▶ _Exercise prompt_
Write out the entries again exactly as they are given.

▶ _Records that describe figures_

* * *

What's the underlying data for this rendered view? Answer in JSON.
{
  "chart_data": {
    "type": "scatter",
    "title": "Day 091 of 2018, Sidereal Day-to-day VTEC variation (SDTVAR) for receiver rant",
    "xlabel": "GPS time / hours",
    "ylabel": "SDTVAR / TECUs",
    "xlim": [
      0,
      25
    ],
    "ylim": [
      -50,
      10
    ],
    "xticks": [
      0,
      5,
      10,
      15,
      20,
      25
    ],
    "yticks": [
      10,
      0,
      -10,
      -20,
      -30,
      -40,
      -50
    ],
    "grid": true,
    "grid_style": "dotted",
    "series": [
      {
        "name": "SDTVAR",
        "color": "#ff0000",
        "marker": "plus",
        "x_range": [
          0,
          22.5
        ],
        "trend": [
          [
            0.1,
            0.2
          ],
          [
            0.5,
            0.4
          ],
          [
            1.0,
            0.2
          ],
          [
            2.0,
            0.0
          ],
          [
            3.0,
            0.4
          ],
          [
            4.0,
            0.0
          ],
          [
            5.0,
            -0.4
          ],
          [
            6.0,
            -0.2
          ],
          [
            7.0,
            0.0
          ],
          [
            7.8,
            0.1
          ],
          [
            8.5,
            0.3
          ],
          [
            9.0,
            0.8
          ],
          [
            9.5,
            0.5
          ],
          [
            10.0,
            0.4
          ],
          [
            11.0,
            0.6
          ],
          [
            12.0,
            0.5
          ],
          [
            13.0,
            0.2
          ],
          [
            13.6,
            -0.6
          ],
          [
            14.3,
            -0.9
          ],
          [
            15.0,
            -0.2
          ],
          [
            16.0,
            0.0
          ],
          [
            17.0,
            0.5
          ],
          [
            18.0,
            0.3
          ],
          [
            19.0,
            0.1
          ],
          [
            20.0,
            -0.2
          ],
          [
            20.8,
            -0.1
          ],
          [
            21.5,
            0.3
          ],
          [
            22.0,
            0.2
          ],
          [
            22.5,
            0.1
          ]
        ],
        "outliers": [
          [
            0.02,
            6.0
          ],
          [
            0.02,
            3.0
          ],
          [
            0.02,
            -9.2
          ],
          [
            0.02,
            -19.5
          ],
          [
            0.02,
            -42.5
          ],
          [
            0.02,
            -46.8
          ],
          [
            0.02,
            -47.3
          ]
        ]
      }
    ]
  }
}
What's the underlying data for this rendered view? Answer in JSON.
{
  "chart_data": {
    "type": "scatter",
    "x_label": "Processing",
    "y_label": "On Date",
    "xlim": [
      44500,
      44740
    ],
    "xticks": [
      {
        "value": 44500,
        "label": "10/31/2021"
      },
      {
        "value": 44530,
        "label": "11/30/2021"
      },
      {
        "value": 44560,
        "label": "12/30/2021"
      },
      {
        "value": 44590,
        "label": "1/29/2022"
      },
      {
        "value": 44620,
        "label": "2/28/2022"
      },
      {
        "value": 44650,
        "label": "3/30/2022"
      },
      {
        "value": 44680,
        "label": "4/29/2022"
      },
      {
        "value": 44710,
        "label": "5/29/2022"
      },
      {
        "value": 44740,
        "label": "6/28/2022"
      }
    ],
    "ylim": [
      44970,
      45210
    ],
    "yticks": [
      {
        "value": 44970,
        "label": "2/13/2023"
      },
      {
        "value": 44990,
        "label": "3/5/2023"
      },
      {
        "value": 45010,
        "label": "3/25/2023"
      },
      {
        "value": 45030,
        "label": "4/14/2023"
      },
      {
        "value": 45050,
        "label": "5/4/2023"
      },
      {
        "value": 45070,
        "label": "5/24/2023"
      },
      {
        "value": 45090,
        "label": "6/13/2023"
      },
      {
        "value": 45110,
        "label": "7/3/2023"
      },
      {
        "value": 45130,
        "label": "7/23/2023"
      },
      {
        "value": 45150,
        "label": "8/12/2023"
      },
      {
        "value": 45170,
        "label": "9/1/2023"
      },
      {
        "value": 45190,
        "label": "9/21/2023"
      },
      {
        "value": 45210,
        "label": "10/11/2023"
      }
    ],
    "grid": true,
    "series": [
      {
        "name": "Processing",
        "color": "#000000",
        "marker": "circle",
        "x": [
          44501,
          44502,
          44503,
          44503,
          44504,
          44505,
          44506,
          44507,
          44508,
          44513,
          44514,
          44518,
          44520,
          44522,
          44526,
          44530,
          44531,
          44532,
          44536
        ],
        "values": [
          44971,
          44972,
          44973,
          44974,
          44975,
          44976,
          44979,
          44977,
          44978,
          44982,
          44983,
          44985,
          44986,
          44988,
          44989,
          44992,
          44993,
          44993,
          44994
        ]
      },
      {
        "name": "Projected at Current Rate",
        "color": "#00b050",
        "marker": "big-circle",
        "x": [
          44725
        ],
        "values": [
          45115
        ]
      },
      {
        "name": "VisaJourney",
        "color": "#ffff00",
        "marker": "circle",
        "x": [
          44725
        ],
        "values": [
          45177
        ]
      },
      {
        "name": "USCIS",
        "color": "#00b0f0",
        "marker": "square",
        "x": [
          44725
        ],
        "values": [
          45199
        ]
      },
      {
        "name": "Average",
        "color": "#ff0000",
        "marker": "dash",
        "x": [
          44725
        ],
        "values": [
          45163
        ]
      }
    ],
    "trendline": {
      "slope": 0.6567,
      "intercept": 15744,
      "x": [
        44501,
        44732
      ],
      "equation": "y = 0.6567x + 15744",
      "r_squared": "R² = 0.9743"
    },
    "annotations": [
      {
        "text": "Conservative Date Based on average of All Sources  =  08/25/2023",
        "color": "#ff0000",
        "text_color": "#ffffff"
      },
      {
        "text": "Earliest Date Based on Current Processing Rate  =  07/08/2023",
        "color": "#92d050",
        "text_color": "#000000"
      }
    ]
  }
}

* * *

▶ _Finished task_
What's the underlying data for this rendered view? Answer in JSON.
{
  "chart_data": {
    "type": "scatter",
    "title": "Day 091 of 2018, Sidereal Day-to-day VTEC variation (SDTVAR) for receiver rant",
    "xlabel": "GPS time / hours",
    "ylabel": "SDTVAR / TECUs",
    "xlim": [
      0,
      25
    ],
    "ylim": [
      -50,
      10
    ],
    "xticks": [
      0,
      5,
      10,
      15,
      20,
      25
    ],
    "yticks": [
      10,
      0,
      -10,
      -20,
      -30,
      -40,
      -50
    ],
    "grid": true,
    "grid_style": "dotted",
    "series": [
      {
        "name": "SDTVAR",
        "color": "#ff0000",
        "marker": "plus",
        "x_range": [
          0,
          22.5
        ],
        "trend": [
          [
            0.1,
            0.2
          ],
          [
            0.5,
            0.4
          ],
          [
            1.0,
            0.2
          ],
          [
            2.0,
            0.0
          ],
          [
            3.0,
            0.4
          ],
          [
            4.0,
            0.0
          ],
          [
            5.0,
            -0.4
          ],
          [
            6.0,
            -0.2
          ],
          [
            7.0,
            0.0
          ],
          [
            7.8,
            0.1
          ],
          [
            8.5,
            0.3
          ],
          [
            9.0,
            0.8
          ],
          [
            9.5,
            0.5
          ],
          [
            10.0,
            0.4
          ],
          [
            11.0,
            0.6
          ],
          [
            12.0,
            0.5
          ],
          [
            13.0,
            0.2
          ],
          [
            13.6,
            -0.6
          ],
          [
            14.3,
            -0.9
          ],
          [
            15.0,
            -0.2
          ],
          [
            16.0,
            0.0
          ],
          [
            17.0,
            0.5
          ],
          [
            18.0,
            0.3
          ],
          [
            19.0,
            0.1
          ],
          [
            20.0,
            -0.2
          ],
          [
            20.8,
            -0.1
          ],
          [
            21.5,
            0.3
          ],
          [
            22.0,
            0.2
          ],
          [
            22.5,
            0.1
          ]
        ],
        "outliers": [
          [
            0.02,
            6.0
          ],
          [
            0.02,
            3.0
          ],
          [
            0.02,
            -9.2
          ],
          [
            0.02,
            -19.5
          ],
          [
            0.02,
            -42.5
          ],
          [
            0.02,
            -46.8
          ],
          [
            0.02,
            -47.3
          ]
        ]
      }
    ]
  }
}
What's the underlying data for this rendered view? Answer in JSON.
{
  "chart_data": {
    "type": "scatter",
    "x_label": "Processing",
    "y_label": "On Date",
    "xlim": [
      44500,
      44740
    ],
    "xticks": [
      {
        "value": 44500,
        "label": "10/31/2021"
      },
      {
        "value": 44530,
        "label": "11/30/2021"
      },
      {
        "value": 44560,
        "label": "12/30/2021"
      },
      {
        "value": 44590,
        "label": "1/29/2022"
      },
      {
        "value": 44620,
        "label": "2/28/2022"
      },
      {
        "value": 44650,
        "label": "3/30/2022"
      },
      {
        "value": 44680,
        "label": "4/29/2022"
      },
      {
        "value": 44710,
        "label": "5/29/2022"
      },
      {
        "value": 44740,
        "label": "6/28/2022"
      }
    ],
    "ylim": [
      44970,
      45210
    ],
    "yticks": [
      {
        "value": 44970,
        "label": "2/13/2023"
      },
      {
        "value": 44990,
        "label": "3/5/2023"
      },
      {
        "value": 45010,
        "label": "3/25/2023"
      },
      {
        "value": 45030,
        "label": "4/14/2023"
      },
      {
        "value": 45050,
        "label": "5/4/2023"
      },
      {
        "value": 45070,
        "label": "5/24/2023"
      },
      {
        "value": 45090,
        "label": "6/13/2023"
      },
      {
        "value": 45110,
        "label": "7/3/2023"
      },
      {
        "value": 45130,
        "label": "7/23/2023"
      },
      {
        "value": 45150,
        "label": "8/12/2023"
      },
      {
        "value": 45170,
        "label": "9/1/2023"
      },
      {
        "value": 45190,
        "label": "9/21/2023"
      },
      {
        "value": 45210,
        "label": "10/11/2023"
      }
    ],
    "grid": true,
    "series": [
      {
        "name": "Processing",
        "color": "#000000",
        "marker": "circle",
        "x": [
          44501,
          44502,
          44503,
          44503,
          44504,
          44505,
          44506,
          44507,
          44508,
          44513,
          44514,
          44518,
          44520,
          44522,
          44526,
          44530,
          44531,
          44532,
          44536
        ],
        "values": [
          44971,
          44972,
          44973,
          44974,
          44975,
          44976,
          44979,
          44977,
          44978,
          44982,
          44983,
          44985,
          44986,
          44988,
          44989,
          44992,
          44993,
          44993,
          44994
        ]
      },
      {
        "name": "Projected at Current Rate",
        "color": "#00b050",
        "marker": "big-circle",
        "x": [
          44725
        ],
        "values": [
          45115
        ]
      },
      {
        "name": "VisaJourney",
        "color": "#ffff00",
        "marker": "circle",
        "x": [
          44725
        ],
        "values": [
          45177
        ]
      },
      {
        "name": "USCIS",
        "color": "#00b0f0",
        "marker": "square",
        "x": [
          44725
        ],
        "values": [
          45199
        ]
      },
      {
        "name": "Average",
        "color": "#ff0000",
        "marker": "dash",
        "x": [
          44725
        ],
        "values": [
          45163
        ]
      }
    ],
    "trendline": {
      "slope": 0.6567,
      "intercept": 15744,
      "x": [
        44501,
        44732
      ],
      "equation": "y = 0.6567x + 15744",
      "r_squared": "R² = 0.9743"
    },
    "annotations": [
      {
        "text": "Conservative Date Based on average of All Sources  =  08/25/2023",
        "color": "#ff0000",
        "text_color": "#ffffff"
      },
      {
        "text": "Earliest Date Based on Current Processing Rate  =  07/08/2023",
        "color": "#92d050",
        "text_color": "#000000"
      }
    ]
  }
}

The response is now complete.